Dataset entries
--*--

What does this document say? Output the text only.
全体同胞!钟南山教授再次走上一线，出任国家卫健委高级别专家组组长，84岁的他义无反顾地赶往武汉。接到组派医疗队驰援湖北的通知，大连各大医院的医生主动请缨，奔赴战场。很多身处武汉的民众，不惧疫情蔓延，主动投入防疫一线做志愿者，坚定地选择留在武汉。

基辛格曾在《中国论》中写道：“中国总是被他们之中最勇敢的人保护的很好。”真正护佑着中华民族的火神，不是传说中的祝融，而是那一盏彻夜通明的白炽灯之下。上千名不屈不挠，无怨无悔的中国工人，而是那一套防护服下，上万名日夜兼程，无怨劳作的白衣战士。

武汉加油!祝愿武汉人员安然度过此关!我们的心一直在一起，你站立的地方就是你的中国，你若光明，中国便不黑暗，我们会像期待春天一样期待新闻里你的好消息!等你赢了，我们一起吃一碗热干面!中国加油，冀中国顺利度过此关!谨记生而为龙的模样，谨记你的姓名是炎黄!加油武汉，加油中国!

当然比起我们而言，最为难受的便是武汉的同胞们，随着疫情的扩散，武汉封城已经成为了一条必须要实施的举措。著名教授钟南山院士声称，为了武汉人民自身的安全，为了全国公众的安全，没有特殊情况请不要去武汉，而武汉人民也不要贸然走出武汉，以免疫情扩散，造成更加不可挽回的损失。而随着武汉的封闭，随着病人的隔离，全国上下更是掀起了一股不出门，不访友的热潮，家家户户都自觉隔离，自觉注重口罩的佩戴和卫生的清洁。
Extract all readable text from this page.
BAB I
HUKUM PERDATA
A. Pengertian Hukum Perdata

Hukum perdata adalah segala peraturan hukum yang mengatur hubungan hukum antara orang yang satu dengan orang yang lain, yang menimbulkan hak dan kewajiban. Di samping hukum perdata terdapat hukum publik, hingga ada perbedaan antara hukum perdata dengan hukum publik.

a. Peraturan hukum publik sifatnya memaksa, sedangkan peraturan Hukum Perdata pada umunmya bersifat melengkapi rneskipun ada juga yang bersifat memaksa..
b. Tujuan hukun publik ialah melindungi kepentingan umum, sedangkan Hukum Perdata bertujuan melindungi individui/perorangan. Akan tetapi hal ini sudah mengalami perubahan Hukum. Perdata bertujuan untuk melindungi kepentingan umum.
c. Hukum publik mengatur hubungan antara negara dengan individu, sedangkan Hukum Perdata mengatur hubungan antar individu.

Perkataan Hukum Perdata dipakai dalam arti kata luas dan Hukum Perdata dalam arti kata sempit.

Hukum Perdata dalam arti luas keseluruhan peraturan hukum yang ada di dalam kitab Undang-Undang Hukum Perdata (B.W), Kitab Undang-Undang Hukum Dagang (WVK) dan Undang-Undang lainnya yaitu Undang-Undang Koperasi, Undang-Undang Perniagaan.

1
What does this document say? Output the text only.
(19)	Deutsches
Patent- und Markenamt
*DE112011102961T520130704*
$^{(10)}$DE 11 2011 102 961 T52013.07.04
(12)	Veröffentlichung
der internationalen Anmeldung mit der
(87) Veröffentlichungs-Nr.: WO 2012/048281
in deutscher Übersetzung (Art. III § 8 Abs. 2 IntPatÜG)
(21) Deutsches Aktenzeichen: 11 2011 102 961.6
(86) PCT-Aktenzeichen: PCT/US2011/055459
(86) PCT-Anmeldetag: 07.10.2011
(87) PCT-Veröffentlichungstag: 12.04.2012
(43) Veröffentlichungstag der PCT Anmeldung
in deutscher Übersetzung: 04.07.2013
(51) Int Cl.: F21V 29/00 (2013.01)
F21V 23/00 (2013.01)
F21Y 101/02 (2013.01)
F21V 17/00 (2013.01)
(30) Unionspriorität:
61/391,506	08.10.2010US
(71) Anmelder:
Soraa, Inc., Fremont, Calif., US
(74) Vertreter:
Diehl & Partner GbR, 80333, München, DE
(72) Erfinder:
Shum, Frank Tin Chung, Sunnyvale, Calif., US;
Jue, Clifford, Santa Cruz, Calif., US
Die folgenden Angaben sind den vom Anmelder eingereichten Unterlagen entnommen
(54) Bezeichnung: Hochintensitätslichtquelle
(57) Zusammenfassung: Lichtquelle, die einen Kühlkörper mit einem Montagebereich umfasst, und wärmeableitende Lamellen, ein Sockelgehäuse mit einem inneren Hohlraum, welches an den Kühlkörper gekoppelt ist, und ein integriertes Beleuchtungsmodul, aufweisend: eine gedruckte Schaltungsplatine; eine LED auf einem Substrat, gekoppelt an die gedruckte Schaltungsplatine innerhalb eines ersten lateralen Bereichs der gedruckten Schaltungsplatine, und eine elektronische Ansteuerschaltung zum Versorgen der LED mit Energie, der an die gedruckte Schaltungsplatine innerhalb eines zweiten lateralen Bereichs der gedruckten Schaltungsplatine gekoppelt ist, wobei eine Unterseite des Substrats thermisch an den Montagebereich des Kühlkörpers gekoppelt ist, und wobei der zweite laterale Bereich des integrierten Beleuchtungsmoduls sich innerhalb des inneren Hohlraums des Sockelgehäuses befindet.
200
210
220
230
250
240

--*--

*TASK DETAILS*
Read the entries above, then pull out the lines that include "publik".

*SOLUTION*
Hukum perdata adalah segala peraturan hukum yang mengatur hubungan hukum antara orang yang satu dengan orang yang lain, yang menimbulkan hak dan kewajiban. Di samping hukum perdata terdapat hukum publik, hingga ada perbedaan antara hukum perdata dengan hukum publik.
a. Peraturan hukum publik sifatnya memaksa, sedangkan peraturan Hukum Perdata pada umunmya bersifat melengkapi rneskipun ada juga yang bersifat memaksa..
b. Tujuan hukun publik ialah melindungi kepentingan umum, sedangkan Hukum Perdata bertujuan melindungi individui/perorangan. Akan tetapi hal ini sudah mengalami perubahan Hukum. Perdata bertujuan untuk melindungi kepentingan umum.
c. Hukum publik mengatur hubungan antara negara dengan individu, sedangkan Hukum Perdata mengatur hubungan antar individu.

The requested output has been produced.